====== EXERCISE INPUTS ======

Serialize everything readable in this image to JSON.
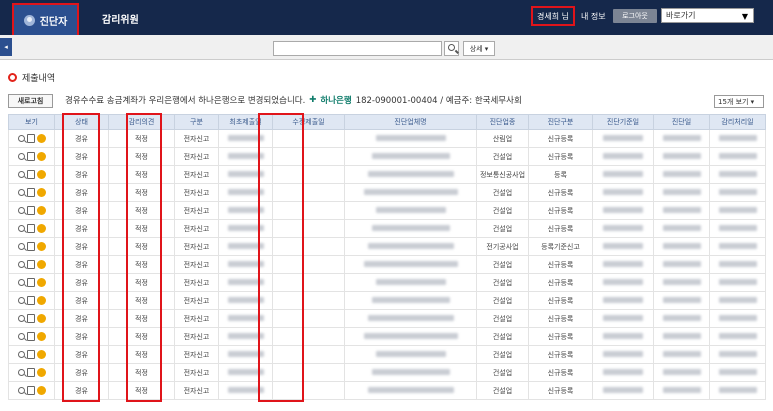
{
  "header": {
    "active_tab": "진단자",
    "tab2": "감리위원",
    "user_name": "경세희 님",
    "my_info": "내 정보",
    "logout": "로그아웃",
    "goto_select": "바로가기"
  },
  "search": {
    "value": "",
    "detail_label": "상세 ▾"
  },
  "section": {
    "title": "제출내역",
    "refresh": "새로고침",
    "notice": "경유수수료 송금계좌가 우리은행에서 하나은행으로 변경되었습니다.",
    "bank_name": "하나은행",
    "account": "182-090001-00404 / 예금주: 한국세무사회",
    "per_page": "15개 보기 ▾"
  },
  "table": {
    "headers": [
      "보기",
      "상태",
      "감리의견",
      "구분",
      "최초제출일",
      "수정제출일",
      "진단업체명",
      "진단업종",
      "진단구분",
      "진단기준일",
      "진단일",
      "감리처리일"
    ],
    "rows": [
      {
        "status": "경유",
        "opinion": "적정",
        "type": "전자신고",
        "industry": "산림업",
        "category": "신규등록"
      },
      {
        "status": "경유",
        "opinion": "적정",
        "type": "전자신고",
        "industry": "건설업",
        "category": "신규등록"
      },
      {
        "status": "경유",
        "opinion": "적정",
        "type": "전자신고",
        "industry": "정보통신공사업",
        "category": "등록"
      },
      {
        "status": "경유",
        "opinion": "적정",
        "type": "전자신고",
        "industry": "건설업",
        "category": "신규등록"
      },
      {
        "status": "경유",
        "opinion": "적정",
        "type": "전자신고",
        "industry": "건설업",
        "category": "신규등록"
      },
      {
        "status": "경유",
        "opinion": "적정",
        "type": "전자신고",
        "industry": "건설업",
        "category": "신규등록"
      },
      {
        "status": "경유",
        "opinion": "적정",
        "type": "전자신고",
        "industry": "전기공사업",
        "category": "등록기준신고"
      },
      {
        "status": "경유",
        "opinion": "적정",
        "type": "전자신고",
        "industry": "건설업",
        "category": "신규등록"
      },
      {
        "status": "경유",
        "opinion": "적정",
        "type": "전자신고",
        "industry": "건설업",
        "category": "신규등록"
      },
      {
        "status": "경유",
        "opinion": "적정",
        "type": "전자신고",
        "industry": "건설업",
        "category": "신규등록"
      },
      {
        "status": "경유",
        "opinion": "적정",
        "type": "전자신고",
        "industry": "건설업",
        "category": "신규등록"
      },
      {
        "status": "경유",
        "opinion": "적정",
        "type": "전자신고",
        "industry": "건설업",
        "category": "신규등록"
      },
      {
        "status": "경유",
        "opinion": "적정",
        "type": "전자신고",
        "industry": "건설업",
        "category": "신규등록"
      },
      {
        "status": "경유",
        "opinion": "적정",
        "type": "전자신고",
        "industry": "건설업",
        "category": "신규등록"
      },
      {
        "status": "경유",
        "opinion": "적정",
        "type": "전자신고",
        "industry": "건설업",
        "category": "신규등록"
      }
    ]
  },
  "colors": {
    "topbar": "#15284b",
    "active_tab": "#2b4f8f",
    "highlight": "#e0141a",
    "header_row": "#dfe7f3"
  }
}
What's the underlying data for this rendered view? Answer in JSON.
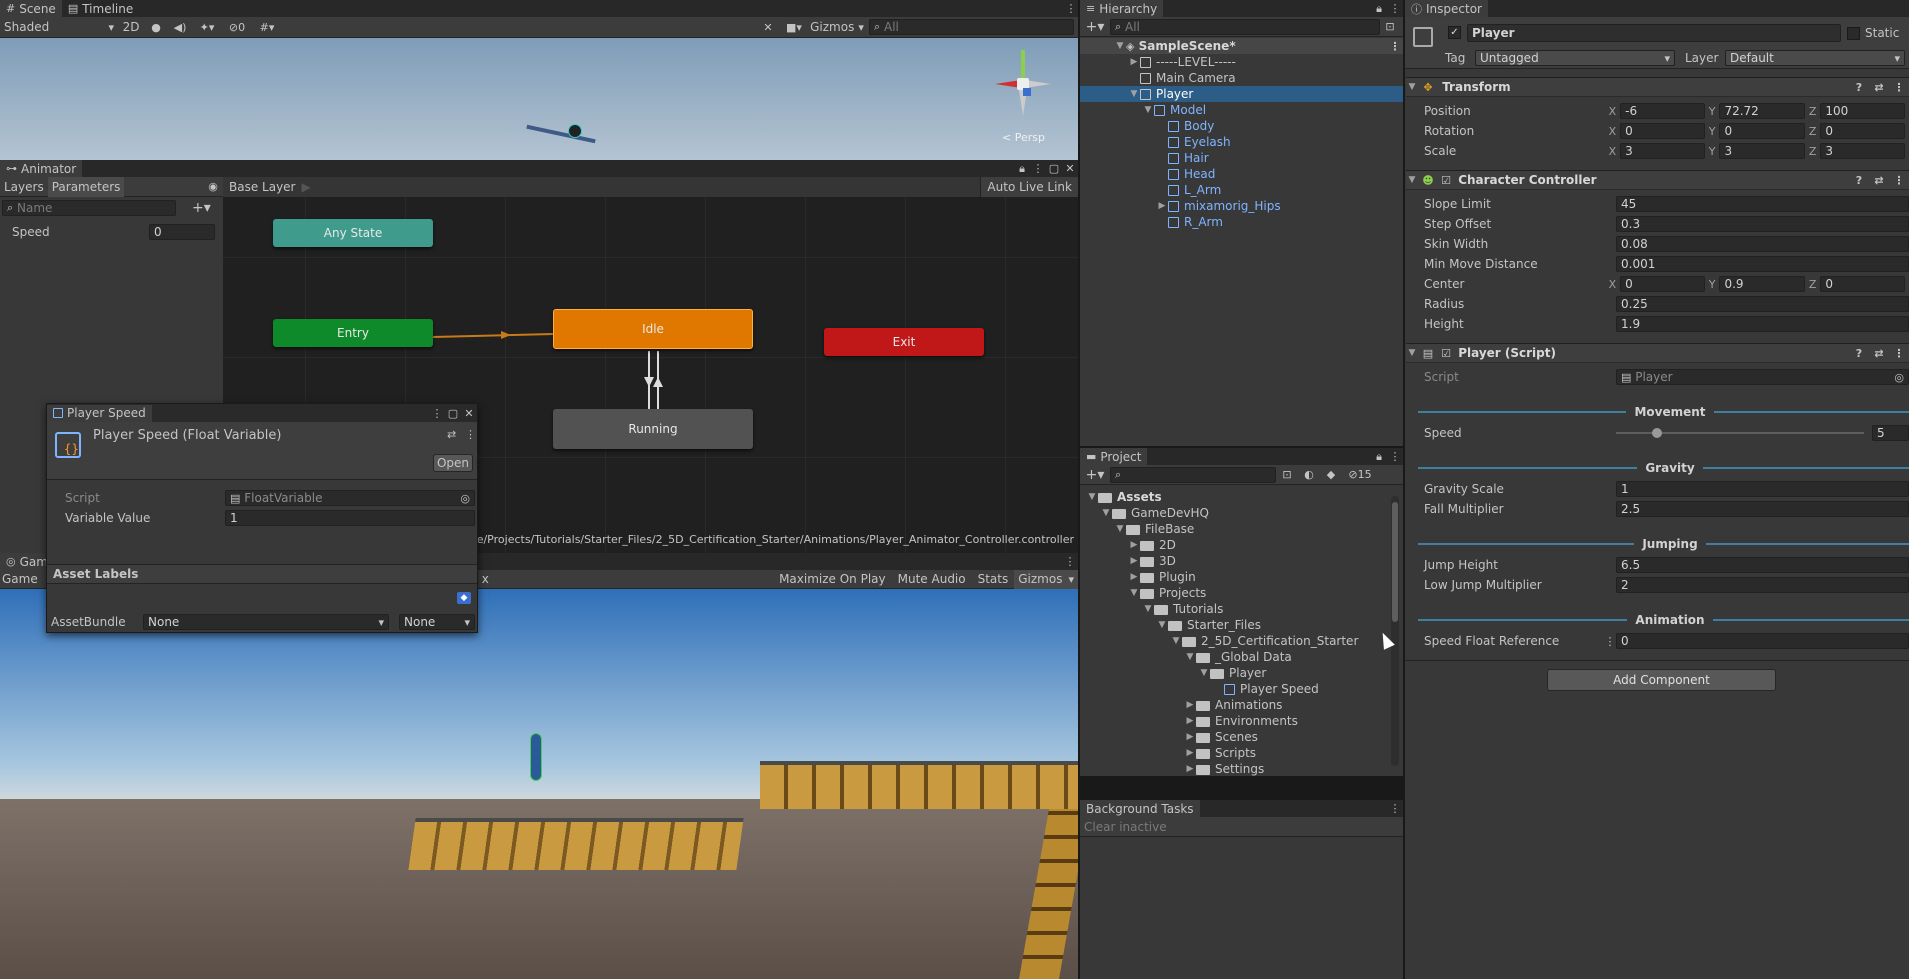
{
  "scene": {
    "tabs": [
      {
        "label": "Scene",
        "icon": "grid-icon"
      },
      {
        "label": "Timeline",
        "icon": "film-icon"
      }
    ],
    "shading": "Shaded",
    "mode_2d": "2D",
    "hidden_count": "0",
    "gizmos": "Gizmos",
    "search_placeholder": "All",
    "persp": "< Persp"
  },
  "animator": {
    "title": "Animator",
    "tabs": [
      "Layers",
      "Parameters"
    ],
    "breadcrumb": "Base Layer",
    "auto_live_link": "Auto Live Link",
    "search_placeholder": "Name",
    "params": [
      {
        "name": "Speed",
        "value": "0"
      }
    ],
    "nodes": {
      "any_state": "Any State",
      "entry": "Entry",
      "idle": "Idle",
      "exit": "Exit",
      "running": "Running"
    },
    "path": "s/GameDevHQ/FileBase/Projects/Tutorials/Starter_Files/2_5D_Certification_Starter/Animations/Player_Animator_Controller.controller"
  },
  "popup": {
    "title": "Player Speed",
    "subtitle": "Player Speed (Float Variable)",
    "open": "Open",
    "script_label": "Script",
    "script_value": "FloatVariable",
    "var_label": "Variable Value",
    "var_value": "1",
    "asset_labels": "Asset Labels",
    "assetbundle_label": "AssetBundle",
    "bundle_a": "None",
    "bundle_b": "None"
  },
  "game": {
    "tab": "Game",
    "game_label": "Game",
    "x_label": "x",
    "maximize": "Maximize On Play",
    "mute": "Mute Audio",
    "stats": "Stats",
    "gizmos": "Gizmos"
  },
  "hierarchy": {
    "title": "Hierarchy",
    "search_placeholder": "All",
    "scene_name": "SampleScene*",
    "items": [
      {
        "label": "-----LEVEL-----",
        "depth": 1,
        "expander": "▶",
        "prefab": false
      },
      {
        "label": "Main Camera",
        "depth": 1,
        "expander": "",
        "prefab": false
      },
      {
        "label": "Player",
        "depth": 1,
        "expander": "▼",
        "prefab": false,
        "selected": true
      },
      {
        "label": "Model",
        "depth": 2,
        "expander": "▼",
        "prefab": true
      },
      {
        "label": "Body",
        "depth": 3,
        "expander": "",
        "prefab": true
      },
      {
        "label": "Eyelash",
        "depth": 3,
        "expander": "",
        "prefab": true
      },
      {
        "label": "Hair",
        "depth": 3,
        "expander": "",
        "prefab": true
      },
      {
        "label": "Head",
        "depth": 3,
        "expander": "",
        "prefab": true
      },
      {
        "label": "L_Arm",
        "depth": 3,
        "expander": "",
        "prefab": true
      },
      {
        "label": "mixamorig_Hips",
        "depth": 3,
        "expander": "▶",
        "prefab": true
      },
      {
        "label": "R_Arm",
        "depth": 3,
        "expander": "",
        "prefab": true
      }
    ]
  },
  "project": {
    "title": "Project",
    "hidden_count": "15",
    "items": [
      {
        "label": "Assets",
        "depth": 0,
        "expander": "▼",
        "type": "folder",
        "bold": true
      },
      {
        "label": "GameDevHQ",
        "depth": 1,
        "expander": "▼",
        "type": "folder"
      },
      {
        "label": "FileBase",
        "depth": 2,
        "expander": "▼",
        "type": "folder"
      },
      {
        "label": "2D",
        "depth": 3,
        "expander": "▶",
        "type": "folder"
      },
      {
        "label": "3D",
        "depth": 3,
        "expander": "▶",
        "type": "folder"
      },
      {
        "label": "Plugin",
        "depth": 3,
        "expander": "▶",
        "type": "folder"
      },
      {
        "label": "Projects",
        "depth": 3,
        "expander": "▼",
        "type": "folder"
      },
      {
        "label": "Tutorials",
        "depth": 4,
        "expander": "▼",
        "type": "folder"
      },
      {
        "label": "Starter_Files",
        "depth": 5,
        "expander": "▼",
        "type": "folder"
      },
      {
        "label": "2_5D_Certification_Starter",
        "depth": 6,
        "expander": "▼",
        "type": "folder"
      },
      {
        "label": "_Global Data",
        "depth": 7,
        "expander": "▼",
        "type": "folder"
      },
      {
        "label": "Player",
        "depth": 8,
        "expander": "▼",
        "type": "folder"
      },
      {
        "label": "Player Speed",
        "depth": 9,
        "expander": "",
        "type": "asset"
      },
      {
        "label": "Animations",
        "depth": 7,
        "expander": "▶",
        "type": "folder"
      },
      {
        "label": "Environments",
        "depth": 7,
        "expander": "▶",
        "type": "folder"
      },
      {
        "label": "Scenes",
        "depth": 7,
        "expander": "▶",
        "type": "folder"
      },
      {
        "label": "Scripts",
        "depth": 7,
        "expander": "▶",
        "type": "folder"
      },
      {
        "label": "Settings",
        "depth": 7,
        "expander": "▶",
        "type": "folder"
      }
    ]
  },
  "background_tasks": {
    "title": "Background Tasks",
    "clear": "Clear inactive"
  },
  "inspector": {
    "title": "Inspector",
    "object_name": "Player",
    "static": "Static",
    "tag_label": "Tag",
    "tag": "Untagged",
    "layer_label": "Layer",
    "layer": "Default",
    "transform": {
      "title": "Transform",
      "position": {
        "label": "Position",
        "x": "-6",
        "y": "72.72",
        "z": "100"
      },
      "rotation": {
        "label": "Rotation",
        "x": "0",
        "y": "0",
        "z": "0"
      },
      "scale": {
        "label": "Scale",
        "x": "3",
        "y": "3",
        "z": "3"
      }
    },
    "cc": {
      "title": "Character Controller",
      "slope_limit": {
        "label": "Slope Limit",
        "value": "45"
      },
      "step_offset": {
        "label": "Step Offset",
        "value": "0.3"
      },
      "skin_width": {
        "label": "Skin Width",
        "value": "0.08"
      },
      "min_move": {
        "label": "Min Move Distance",
        "value": "0.001"
      },
      "center": {
        "label": "Center",
        "x": "0",
        "y": "0.9",
        "z": "0"
      },
      "radius": {
        "label": "Radius",
        "value": "0.25"
      },
      "height": {
        "label": "Height",
        "value": "1.9"
      }
    },
    "script": {
      "title": "Player (Script)",
      "script_label": "Script",
      "script_value": "Player",
      "movement": "Movement",
      "speed_label": "Speed",
      "speed_value": "5",
      "speed_fraction": 0.15,
      "gravity": "Gravity",
      "gravity_scale_label": "Gravity Scale",
      "gravity_scale": "1",
      "fall_mult_label": "Fall Multiplier",
      "fall_mult": "2.5",
      "jumping": "Jumping",
      "jump_height_label": "Jump Height",
      "jump_height": "6.5",
      "low_jump_label": "Low Jump Multiplier",
      "low_jump": "2",
      "animation": "Animation",
      "speed_ref_label": "Speed Float Reference",
      "speed_ref": "0"
    },
    "add_component": "Add Component"
  },
  "colors": {
    "accent": "#2c5d87",
    "entry": "#0f8a2a",
    "idle": "#e07800",
    "exit": "#c01818",
    "any": "#3f9b8c"
  }
}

======

OBJECTIVE: Of the lines above, how many include the word "Animations"? Reply with the number alone.

SOLUTION FOR THIS TASK: 2